### Aufgabenstellung
Welches Amt hatte John Shattuck laut dem Ausgangstext über General Mladić inne?

### Ausgangstext
════════════════
General Mladić und der Todeskonvoi

Der bosnische Serbenführer soll in Srebrenica zu Vergewaltigungen und Mord aufgerufen haben und bei Massakern persönlich anwesend gewesen sein. Dies geht aus Berichten von Flüchtlingen hervor.  ■ Aus Tuzla Roy Gutman

General Ratko Mladić, der militärische Führer der bosnischen Serben, hat nach Angaben von Augenzeugen in der ehemaligen UN-Schutzzone Srebrenica ein blutiges „Fest“ angekündigt. Außerdem sei er bei zahlreichen Massakern, die daraufhin stattgefunden hätten, persönlich anwesend gewesen.

Flüchtlinge berichteten in Interviews mit Newsday, Mladić habe wiederholt seine Absicht bekundet, so viele Muslime wie möglich umzubringen, insbesondere körperlich gesunde Männer. Bei einer Gelegenheit soll er seine Truppe auch ermuntert haben, die jungen Frauen von Srebrenica zu vergewaltigen.

„Es gab große Grausamkeiten“, sagt John Shattuck, der stellvertretende Staatssekretär für Menschenrechte im US-amerikanischen Außenministerium. Seine eigenen Interviews mit mehr als einem Dutzend Überlebenden von Srebrenica und dessen benachbarter Enklave Žepa hätten „substantielle neue Belege über Genozid und Verbrechen gegen die Menschlichkeit“ gebracht, sagt Shattuck. „Die Beteiligung von Mladić ist unbestreitbar. Er war omnipräsent.“

Die Morde und das Verschwinden von Menschen, über die nach der Eroberung von Srebrenica durch Mladić berichtet wurde, dürften zu den schlimmsten Kriegsverbrechen gehören, die fast seit Kriegsbeginn das Gewissen der Welt ab 1992 aufrüttelten.

Mladić hat bisher abgestritten, irgend etwas Verwerfliches getan zu haben. Nachdem er am 1. August von dem Internationalen Kriegsverbrechertribunal in Den Haag wegen Völkermord und Verbrechen gegen die Menschlichkeit angeklagt wurde, erklärte er gegenüber Journalisten: „Ich habe mich daran gewöhnt. Ich bin nur ein Mann, der sein Volk verteidigt.“ Er sagte, die Vorwürfe wegen Vergewaltigungen seien unbegründet, weil „Serben zu wählerisch“ seien und sich nicht zu muslimischen Frauen hingezogen fühlten, die vergewaltigt würden.
════════════════
(Angaben dazu, wo Elemente erscheinen)
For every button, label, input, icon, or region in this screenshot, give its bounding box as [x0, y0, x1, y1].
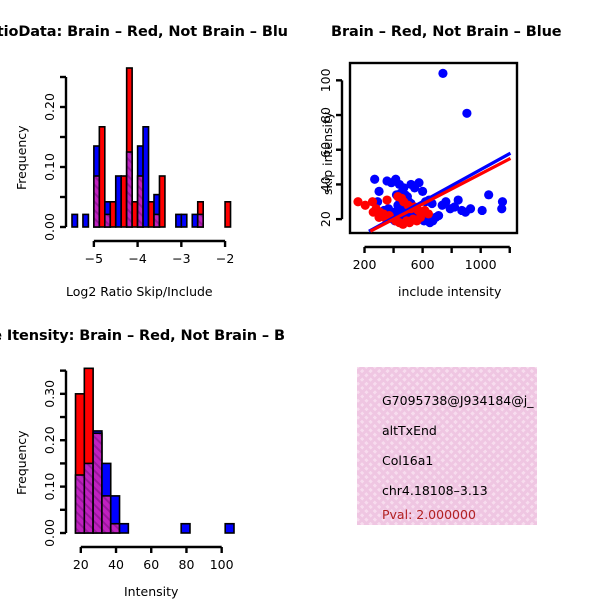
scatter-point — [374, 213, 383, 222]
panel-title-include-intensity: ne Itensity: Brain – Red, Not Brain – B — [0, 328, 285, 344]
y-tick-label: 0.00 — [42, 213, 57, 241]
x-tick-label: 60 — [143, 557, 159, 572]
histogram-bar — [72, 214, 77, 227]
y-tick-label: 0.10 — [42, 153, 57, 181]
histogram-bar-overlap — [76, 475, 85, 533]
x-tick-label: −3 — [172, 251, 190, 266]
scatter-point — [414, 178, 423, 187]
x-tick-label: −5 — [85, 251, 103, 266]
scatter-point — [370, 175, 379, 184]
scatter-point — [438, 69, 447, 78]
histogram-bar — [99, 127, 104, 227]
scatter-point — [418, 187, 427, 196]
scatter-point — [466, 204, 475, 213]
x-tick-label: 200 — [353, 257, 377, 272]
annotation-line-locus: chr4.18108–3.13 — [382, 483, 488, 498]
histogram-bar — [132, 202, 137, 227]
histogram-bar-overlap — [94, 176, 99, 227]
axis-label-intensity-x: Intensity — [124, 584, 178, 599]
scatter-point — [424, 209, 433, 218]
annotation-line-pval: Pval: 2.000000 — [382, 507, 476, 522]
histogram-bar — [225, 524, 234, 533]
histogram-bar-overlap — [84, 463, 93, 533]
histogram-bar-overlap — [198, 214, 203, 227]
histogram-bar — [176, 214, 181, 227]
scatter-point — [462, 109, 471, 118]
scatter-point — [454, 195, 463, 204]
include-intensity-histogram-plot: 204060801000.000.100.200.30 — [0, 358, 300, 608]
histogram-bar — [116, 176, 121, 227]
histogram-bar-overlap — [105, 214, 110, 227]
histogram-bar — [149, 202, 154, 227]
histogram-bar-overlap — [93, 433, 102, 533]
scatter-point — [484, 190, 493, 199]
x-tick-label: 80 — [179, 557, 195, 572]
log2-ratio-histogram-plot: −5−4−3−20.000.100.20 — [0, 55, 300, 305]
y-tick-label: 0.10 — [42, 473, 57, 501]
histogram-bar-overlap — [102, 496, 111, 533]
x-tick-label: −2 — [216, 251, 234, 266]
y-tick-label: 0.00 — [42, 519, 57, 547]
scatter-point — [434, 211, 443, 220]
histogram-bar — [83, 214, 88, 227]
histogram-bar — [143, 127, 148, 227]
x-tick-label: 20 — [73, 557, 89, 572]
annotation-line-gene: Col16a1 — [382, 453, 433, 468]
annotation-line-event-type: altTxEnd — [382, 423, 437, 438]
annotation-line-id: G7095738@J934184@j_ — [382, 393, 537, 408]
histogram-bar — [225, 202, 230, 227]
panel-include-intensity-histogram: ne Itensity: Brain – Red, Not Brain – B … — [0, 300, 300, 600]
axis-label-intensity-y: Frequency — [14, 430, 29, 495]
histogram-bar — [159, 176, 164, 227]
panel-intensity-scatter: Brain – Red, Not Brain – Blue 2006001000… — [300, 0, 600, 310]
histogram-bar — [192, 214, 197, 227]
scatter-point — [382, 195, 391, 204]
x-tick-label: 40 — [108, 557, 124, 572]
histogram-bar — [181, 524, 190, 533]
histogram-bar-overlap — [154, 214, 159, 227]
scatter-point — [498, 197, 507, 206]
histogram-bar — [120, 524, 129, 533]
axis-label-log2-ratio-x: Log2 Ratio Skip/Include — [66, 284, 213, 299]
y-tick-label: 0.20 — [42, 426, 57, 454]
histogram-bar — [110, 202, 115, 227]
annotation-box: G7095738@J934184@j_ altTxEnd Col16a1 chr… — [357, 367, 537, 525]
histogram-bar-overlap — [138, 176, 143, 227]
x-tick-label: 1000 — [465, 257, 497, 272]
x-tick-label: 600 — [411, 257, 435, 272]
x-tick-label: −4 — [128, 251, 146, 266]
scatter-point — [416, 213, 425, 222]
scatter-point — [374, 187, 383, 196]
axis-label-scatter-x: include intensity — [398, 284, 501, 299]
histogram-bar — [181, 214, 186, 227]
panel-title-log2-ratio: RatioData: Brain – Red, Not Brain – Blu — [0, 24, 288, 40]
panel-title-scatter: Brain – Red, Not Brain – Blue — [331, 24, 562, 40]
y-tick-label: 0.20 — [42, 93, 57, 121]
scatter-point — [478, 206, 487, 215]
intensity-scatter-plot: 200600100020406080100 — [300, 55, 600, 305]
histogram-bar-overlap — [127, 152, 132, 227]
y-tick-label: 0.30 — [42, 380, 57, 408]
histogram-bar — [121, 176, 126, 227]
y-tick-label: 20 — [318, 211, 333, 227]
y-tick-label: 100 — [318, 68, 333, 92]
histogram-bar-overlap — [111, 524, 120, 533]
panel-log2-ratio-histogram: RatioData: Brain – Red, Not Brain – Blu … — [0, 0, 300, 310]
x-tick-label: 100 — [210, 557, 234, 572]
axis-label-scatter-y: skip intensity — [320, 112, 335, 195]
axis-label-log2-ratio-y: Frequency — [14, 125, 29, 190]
════════════════
### Lösung
Er war stellvertretender Staatssekretär für Menschenrechte im US-amerikanischen Außenministerium.